* Problem to solve:
Copy out the regression abstract below word for word, from its title through its last sentence.

Asymptotic optimality of generalized C, cross-validation, and generalized cross-validation in regression with heteroskedastic errors
研究在异方差误差下,如何用数据驱动方法从线性估计类中选择最优估计,分析广义C、交叉验证和广义交叉验证三种准则的渐近最优性,发现交叉验证在一般条件下最优。
The problem considered here is that of using a data-driven procedure to select a good estimate from a class of linear estimates indexed by a discrete parameter. In contrast to other papers on this subject, we consider models with heteroskedastic errors. The results apply to model selection problems in linear regression and to nonparametric regression estimation via series estimators, nearest-neighbor estimators, and local regression estimators, among others. Generalized CL (GCL), cross-validation (CV), and generalized cross-validation (GCV) procedures are analyzed. The GCL and CV criteria are shown to be asymptotically optimal under general conditions. A feasible version of GCL, however, is available only in some applications. The GCV criterion is found to be asymptotically optimal only under a condition that is satisfied in some applications but not in others. For example, it is satisfied in the nearest-neighbor estimation context but not in the series estimation, local regression estimation, or model selection contexts. Thus, the CV criterion is the only feasible criterion of the three that is asymptotically optimal under general conditions. The proofs rely heavily on results of Li (1987).

Document layout analysis data
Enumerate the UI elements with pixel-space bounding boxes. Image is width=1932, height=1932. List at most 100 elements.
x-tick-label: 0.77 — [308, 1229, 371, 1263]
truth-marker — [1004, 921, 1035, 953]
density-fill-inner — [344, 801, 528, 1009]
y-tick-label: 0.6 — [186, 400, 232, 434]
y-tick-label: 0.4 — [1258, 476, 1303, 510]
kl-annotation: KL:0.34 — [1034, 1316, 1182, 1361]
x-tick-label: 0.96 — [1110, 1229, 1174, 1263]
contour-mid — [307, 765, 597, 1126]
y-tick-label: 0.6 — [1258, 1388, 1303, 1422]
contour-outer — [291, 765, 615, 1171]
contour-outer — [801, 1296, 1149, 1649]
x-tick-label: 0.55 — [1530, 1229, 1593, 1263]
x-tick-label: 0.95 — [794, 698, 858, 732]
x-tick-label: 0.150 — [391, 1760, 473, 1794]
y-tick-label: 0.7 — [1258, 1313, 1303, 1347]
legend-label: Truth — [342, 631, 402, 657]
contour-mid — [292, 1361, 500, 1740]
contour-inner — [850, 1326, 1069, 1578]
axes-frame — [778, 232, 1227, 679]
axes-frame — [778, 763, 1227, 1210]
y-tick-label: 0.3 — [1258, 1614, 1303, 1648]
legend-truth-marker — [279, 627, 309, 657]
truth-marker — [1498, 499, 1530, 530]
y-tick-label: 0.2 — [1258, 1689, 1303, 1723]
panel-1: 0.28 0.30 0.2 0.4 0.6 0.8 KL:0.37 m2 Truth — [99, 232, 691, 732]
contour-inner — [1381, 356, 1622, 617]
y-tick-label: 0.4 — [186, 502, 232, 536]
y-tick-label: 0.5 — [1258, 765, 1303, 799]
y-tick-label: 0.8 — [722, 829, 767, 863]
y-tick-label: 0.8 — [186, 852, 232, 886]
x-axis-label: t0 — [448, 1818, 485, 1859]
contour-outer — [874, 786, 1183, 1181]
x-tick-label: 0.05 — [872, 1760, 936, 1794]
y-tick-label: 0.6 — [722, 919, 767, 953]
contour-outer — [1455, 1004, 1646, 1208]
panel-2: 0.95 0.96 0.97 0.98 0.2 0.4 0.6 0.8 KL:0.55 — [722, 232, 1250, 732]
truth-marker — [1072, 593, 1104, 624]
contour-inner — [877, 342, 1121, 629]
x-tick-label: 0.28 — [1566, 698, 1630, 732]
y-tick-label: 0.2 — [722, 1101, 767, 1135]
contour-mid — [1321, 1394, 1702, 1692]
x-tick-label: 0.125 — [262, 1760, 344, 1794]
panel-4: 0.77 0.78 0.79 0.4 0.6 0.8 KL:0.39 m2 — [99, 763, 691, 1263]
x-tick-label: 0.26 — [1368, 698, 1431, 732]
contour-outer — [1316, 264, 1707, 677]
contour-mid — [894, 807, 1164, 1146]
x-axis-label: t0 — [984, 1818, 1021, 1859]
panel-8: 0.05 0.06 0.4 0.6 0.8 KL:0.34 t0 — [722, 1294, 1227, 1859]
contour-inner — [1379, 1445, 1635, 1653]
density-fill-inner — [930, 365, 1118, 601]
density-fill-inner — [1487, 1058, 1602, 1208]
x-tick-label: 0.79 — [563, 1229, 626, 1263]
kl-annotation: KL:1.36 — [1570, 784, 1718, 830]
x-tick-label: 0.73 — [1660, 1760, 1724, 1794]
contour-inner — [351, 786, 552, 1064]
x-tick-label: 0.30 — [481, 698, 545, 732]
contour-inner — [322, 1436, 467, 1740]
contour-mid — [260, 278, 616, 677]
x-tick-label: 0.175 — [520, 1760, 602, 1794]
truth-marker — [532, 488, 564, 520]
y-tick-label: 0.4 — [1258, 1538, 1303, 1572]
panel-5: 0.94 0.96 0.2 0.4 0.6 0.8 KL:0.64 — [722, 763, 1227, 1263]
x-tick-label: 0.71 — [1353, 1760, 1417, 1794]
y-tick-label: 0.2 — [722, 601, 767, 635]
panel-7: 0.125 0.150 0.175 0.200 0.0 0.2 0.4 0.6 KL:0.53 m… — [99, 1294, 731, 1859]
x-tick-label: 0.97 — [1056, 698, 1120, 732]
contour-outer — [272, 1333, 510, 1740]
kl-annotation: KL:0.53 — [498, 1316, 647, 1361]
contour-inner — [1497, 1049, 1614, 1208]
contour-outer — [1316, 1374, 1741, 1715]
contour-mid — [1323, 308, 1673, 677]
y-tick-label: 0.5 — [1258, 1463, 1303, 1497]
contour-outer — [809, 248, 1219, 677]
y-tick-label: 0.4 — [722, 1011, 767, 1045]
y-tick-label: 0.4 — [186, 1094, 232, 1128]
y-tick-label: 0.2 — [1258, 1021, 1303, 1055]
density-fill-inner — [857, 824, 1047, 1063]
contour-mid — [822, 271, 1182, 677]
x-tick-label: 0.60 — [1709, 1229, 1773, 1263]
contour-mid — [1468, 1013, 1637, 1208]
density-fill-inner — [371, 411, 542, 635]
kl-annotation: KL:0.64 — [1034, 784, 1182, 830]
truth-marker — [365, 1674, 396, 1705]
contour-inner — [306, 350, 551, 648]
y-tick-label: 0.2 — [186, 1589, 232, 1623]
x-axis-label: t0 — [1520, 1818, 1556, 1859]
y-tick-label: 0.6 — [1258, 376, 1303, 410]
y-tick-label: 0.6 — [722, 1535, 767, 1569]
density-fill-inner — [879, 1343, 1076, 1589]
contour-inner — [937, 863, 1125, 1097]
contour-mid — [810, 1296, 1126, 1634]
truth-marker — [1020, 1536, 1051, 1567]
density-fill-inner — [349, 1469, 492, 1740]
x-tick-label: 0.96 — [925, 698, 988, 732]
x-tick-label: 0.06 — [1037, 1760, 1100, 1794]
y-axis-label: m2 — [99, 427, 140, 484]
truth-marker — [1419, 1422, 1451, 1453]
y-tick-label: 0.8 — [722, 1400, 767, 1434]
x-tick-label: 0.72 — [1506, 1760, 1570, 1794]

* Exercise result:
Asymptotic optimality of generalized C, cross-validation, and generalized cross-validation in regression with heteroskedastic errors
研究在异方差误差下,如何用数据驱动方法从线性估计类中选择最优估计,分析广义C、交叉验证和广义交叉验证三种准则的渐近最优性,发现交叉验证在一般条件下最优。
The problem considered here is that of using a data-driven procedure to select a good estimate from a class of linear estimates indexed by a discrete parameter. In contrast to other papers on this subject, we consider models with heteroskedastic errors. The results apply to model selection problems in linear regression and to nonparametric regression estimation via series estimators, nearest-neighbor estimators, and local regression estimators, among others. Generalized CL (GCL), cross-validation (CV), and generalized cross-validation (GCV) procedures are analyzed. The GCL and CV criteria are shown to be asymptotically optimal under general conditions. A feasible version of GCL, however, is available only in some applications. The GCV criterion is found to be asymptotically optimal only under a condition that is satisfied in some applications but not in others. For example, it is satisfied in the nearest-neighbor estimation context but not in the series estimation, local regression estimation, or model selection contexts. Thus, the CV criterion is the only feasible criterion of the three that is asymptotically optimal under general conditions. The proofs rely heavily on results of Li (1987).